#### What you have to do
Please give the listing again, word for word, with nothing left out.

#### Material shown
┏━━
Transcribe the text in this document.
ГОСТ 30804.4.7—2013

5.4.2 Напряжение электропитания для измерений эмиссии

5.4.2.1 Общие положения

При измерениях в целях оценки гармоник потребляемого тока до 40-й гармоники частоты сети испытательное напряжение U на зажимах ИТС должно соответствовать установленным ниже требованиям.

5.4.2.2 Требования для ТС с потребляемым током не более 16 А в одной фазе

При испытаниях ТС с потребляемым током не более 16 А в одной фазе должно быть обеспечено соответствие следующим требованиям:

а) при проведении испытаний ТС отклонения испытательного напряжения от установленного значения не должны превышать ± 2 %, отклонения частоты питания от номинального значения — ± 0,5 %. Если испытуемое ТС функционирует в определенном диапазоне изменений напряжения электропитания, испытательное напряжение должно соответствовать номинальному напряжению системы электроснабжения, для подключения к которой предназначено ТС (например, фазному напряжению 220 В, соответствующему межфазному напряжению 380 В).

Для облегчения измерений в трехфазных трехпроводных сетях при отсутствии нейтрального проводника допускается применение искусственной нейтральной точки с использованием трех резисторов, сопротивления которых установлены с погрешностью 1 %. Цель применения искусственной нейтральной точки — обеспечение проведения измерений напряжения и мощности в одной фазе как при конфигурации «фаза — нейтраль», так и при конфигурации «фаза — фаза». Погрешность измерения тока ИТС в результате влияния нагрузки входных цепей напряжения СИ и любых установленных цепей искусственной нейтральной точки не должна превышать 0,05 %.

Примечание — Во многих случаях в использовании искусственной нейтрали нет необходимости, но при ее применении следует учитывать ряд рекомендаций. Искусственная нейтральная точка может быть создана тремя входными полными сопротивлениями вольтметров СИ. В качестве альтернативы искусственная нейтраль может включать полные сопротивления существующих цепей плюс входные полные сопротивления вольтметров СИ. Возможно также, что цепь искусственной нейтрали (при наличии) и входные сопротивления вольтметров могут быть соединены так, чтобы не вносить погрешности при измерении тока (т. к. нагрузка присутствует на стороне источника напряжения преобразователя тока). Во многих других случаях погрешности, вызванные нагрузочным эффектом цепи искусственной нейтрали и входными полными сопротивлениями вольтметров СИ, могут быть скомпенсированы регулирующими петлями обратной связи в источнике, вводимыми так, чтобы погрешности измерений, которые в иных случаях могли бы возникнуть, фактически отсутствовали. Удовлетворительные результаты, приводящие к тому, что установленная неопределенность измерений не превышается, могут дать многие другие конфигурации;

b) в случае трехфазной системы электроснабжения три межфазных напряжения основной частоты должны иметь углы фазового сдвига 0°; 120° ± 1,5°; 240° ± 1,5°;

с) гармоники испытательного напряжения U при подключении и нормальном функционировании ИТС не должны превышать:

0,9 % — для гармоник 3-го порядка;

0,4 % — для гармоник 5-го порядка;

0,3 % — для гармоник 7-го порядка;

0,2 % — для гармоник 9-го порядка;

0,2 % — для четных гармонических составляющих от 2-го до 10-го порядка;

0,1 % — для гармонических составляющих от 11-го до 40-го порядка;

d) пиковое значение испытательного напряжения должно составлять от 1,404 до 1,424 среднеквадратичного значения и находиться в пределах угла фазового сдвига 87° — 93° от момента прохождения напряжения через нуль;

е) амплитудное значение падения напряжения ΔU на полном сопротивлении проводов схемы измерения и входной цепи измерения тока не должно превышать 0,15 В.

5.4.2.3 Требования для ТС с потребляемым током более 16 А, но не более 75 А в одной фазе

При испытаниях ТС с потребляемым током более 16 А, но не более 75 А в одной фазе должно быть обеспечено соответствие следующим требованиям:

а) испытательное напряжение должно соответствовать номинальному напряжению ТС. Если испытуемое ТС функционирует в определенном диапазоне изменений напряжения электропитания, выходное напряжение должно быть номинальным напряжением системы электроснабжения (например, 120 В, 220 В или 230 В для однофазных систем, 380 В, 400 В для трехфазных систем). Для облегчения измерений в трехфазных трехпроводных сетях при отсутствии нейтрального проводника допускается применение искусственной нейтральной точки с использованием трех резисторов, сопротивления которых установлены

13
┗━━
#### The output
Transcribe the text in this document.
ГОСТ 30804.4.7—2013

5.4.2 Напряжение электропитания для измерений эмиссии

5.4.2.1 Общие положения

При измерениях в целях оценки гармоник потребляемого тока до 40-й гармоники частоты сети испытательное напряжение U на зажимах ИТС должно соответствовать установленным ниже требованиям.

5.4.2.2 Требования для ТС с потребляемым током не более 16 А в одной фазе

При испытаниях ТС с потребляемым током не более 16 А в одной фазе должно быть обеспечено соответствие следующим требованиям:

а) при проведении испытаний ТС отклонения испытательного напряжения от установленного значения не должны превышать ± 2 %, отклонения частоты питания от номинального значения — ± 0,5 %. Если испытуемое ТС функционирует в определенном диапазоне изменений напряжения электропитания, испытательное напряжение должно соответствовать номинальному напряжению системы электроснабжения, для подключения к которой предназначено ТС (например, фазному напряжению 220 В, соответствующему межфазному напряжению 380 В).

Для облегчения измерений в трехфазных трехпроводных сетях при отсутствии нейтрального проводника допускается применение искусственной нейтральной точки с использованием трех резисторов, сопротивления которых установлены с погрешностью 1 %. Цель применения искусственной нейтральной точки — обеспечение проведения измерений напряжения и мощности в одной фазе как при конфигурации «фаза — нейтраль», так и при конфигурации «фаза — фаза». Погрешность измерения тока ИТС в результате влияния нагрузки входных цепей напряжения СИ и любых установленных цепей искусственной нейтральной точки не должна превышать 0,05 %.

Примечание — Во многих случаях в использовании искусственной нейтрали нет необходимости, но при ее применении следует учитывать ряд рекомендаций. Искусственная нейтральная точка может быть создана тремя входными полными сопротивлениями вольтметров СИ. В качестве альтернативы искусственная нейтраль может включать полные сопротивления существующих цепей плюс входные полные сопротивления вольтметров СИ. Возможно также, что цепь искусственной нейтрали (при наличии) и входные сопротивления вольтметров могут быть соединены так, чтобы не вносить погрешности при измерении тока (т. к. нагрузка присутствует на стороне источника напряжения преобразователя тока). Во многих других случаях погрешности, вызванные нагрузочным эффектом цепи искусственной нейтрали и входными полными сопротивлениями вольтметров СИ, могут быть скомпенсированы регулирующими петлями обратной связи в источнике, вводимыми так, чтобы погрешности измерений, которые в иных случаях могли бы возникнуть, фактически отсутствовали. Удовлетворительные результаты, приводящие к тому, что установленная неопределенность измерений не превышается, могут дать многие другие конфигурации;

b) в случае трехфазной системы электроснабжения три межфазных напряжения основной частоты должны иметь углы фазового сдвига 0°; 120° ± 1,5°; 240° ± 1,5°;

с) гармоники испытательного напряжения U при подключении и нормальном функционировании ИТС не должны превышать:

0,9 % — для гармоник 3-го порядка;

0,4 % — для гармоник 5-го порядка;

0,3 % — для гармоник 7-го порядка;

0,2 % — для гармоник 9-го порядка;

0,2 % — для четных гармонических составляющих от 2-го до 10-го порядка;

0,1 % — для гармонических составляющих от 11-го до 40-го порядка;

d) пиковое значение испытательного напряжения должно составлять от 1,404 до 1,424 среднеквадратичного значения и находиться в пределах угла фазового сдвига 87° — 93° от момента прохождения напряжения через нуль;

е) амплитудное значение падения напряжения ΔU на полном сопротивлении проводов схемы измерения и входной цепи измерения тока не должно превышать 0,15 В.

5.4.2.3 Требования для ТС с потребляемым током более 16 А, но не более 75 А в одной фазе

При испытаниях ТС с потребляемым током более 16 А, но не более 75 А в одной фазе должно быть обеспечено соответствие следующим требованиям:

а) испытательное напряжение должно соответствовать номинальному напряжению ТС. Если испытуемое ТС функционирует в определенном диапазоне изменений напряжения электропитания, выходное напряжение должно быть номинальным напряжением системы электроснабжения (например, 120 В, 220 В или 230 В для однофазных систем, 380 В, 400 В для трехфазных систем). Для облегчения измерений в трехфазных трехпроводных сетях при отсутствии нейтрального проводника допускается применение искусственной нейтральной точки с использованием трех резисторов, сопротивления которых установлены

13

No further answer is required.